■ GOAL OF THE EXERCISE
Collect every line that includes the string "anchor".

■ STORED ROWS

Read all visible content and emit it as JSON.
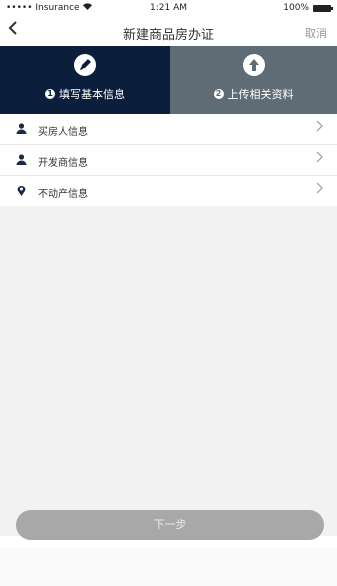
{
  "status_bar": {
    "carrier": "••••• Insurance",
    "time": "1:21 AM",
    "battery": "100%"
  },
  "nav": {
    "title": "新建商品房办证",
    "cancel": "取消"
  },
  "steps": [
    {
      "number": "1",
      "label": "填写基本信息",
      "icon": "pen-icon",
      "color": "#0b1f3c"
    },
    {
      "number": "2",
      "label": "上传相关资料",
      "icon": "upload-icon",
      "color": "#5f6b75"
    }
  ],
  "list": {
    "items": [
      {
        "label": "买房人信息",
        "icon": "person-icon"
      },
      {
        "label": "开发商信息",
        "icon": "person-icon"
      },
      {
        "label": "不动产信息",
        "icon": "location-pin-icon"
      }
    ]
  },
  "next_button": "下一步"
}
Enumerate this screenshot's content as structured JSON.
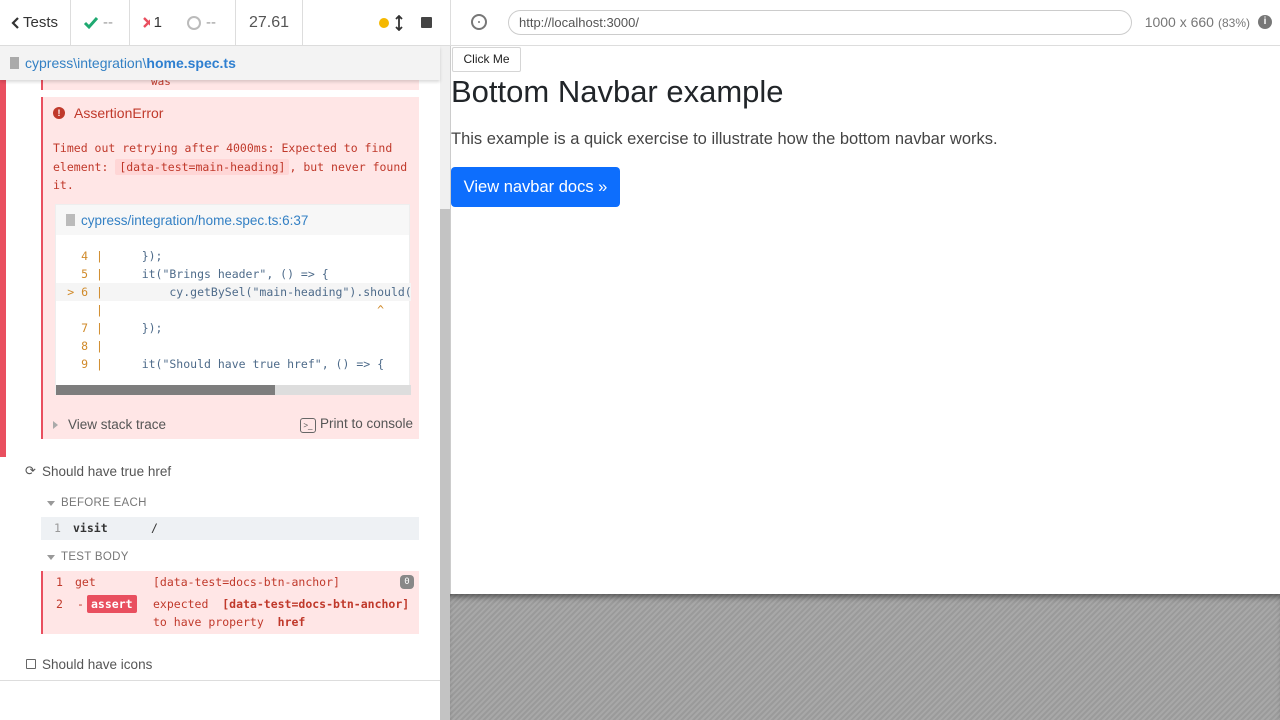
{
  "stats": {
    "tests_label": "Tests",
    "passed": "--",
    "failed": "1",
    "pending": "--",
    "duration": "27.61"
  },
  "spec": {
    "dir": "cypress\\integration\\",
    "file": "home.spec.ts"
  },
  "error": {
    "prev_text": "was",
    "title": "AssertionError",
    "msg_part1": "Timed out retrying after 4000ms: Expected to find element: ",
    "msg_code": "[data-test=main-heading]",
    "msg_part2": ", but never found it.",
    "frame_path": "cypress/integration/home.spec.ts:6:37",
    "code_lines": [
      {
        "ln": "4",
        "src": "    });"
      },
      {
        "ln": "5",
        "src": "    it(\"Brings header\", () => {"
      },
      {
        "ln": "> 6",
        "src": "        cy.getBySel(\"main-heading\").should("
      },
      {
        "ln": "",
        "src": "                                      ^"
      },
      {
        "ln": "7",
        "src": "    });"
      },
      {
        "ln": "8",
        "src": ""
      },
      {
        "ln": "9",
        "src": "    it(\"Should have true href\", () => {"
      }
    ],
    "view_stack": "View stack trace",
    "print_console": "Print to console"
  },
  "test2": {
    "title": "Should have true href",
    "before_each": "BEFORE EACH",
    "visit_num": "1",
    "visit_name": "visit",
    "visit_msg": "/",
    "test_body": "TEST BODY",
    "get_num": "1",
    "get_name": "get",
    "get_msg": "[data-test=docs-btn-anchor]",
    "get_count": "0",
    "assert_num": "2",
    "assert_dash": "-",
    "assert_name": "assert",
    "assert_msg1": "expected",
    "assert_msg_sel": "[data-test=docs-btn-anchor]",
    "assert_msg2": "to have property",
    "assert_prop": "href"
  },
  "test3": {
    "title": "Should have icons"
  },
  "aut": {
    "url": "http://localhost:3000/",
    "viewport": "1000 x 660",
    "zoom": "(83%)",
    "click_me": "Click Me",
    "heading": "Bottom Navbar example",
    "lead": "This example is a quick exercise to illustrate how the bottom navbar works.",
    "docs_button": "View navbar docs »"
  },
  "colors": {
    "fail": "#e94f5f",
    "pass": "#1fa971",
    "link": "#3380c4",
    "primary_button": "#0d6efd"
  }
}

■ SOLUTION
    "get_msg": "[data-test=docs-btn-anchor]",
    "assert_msg_sel": "[data-test=docs-btn-anchor]",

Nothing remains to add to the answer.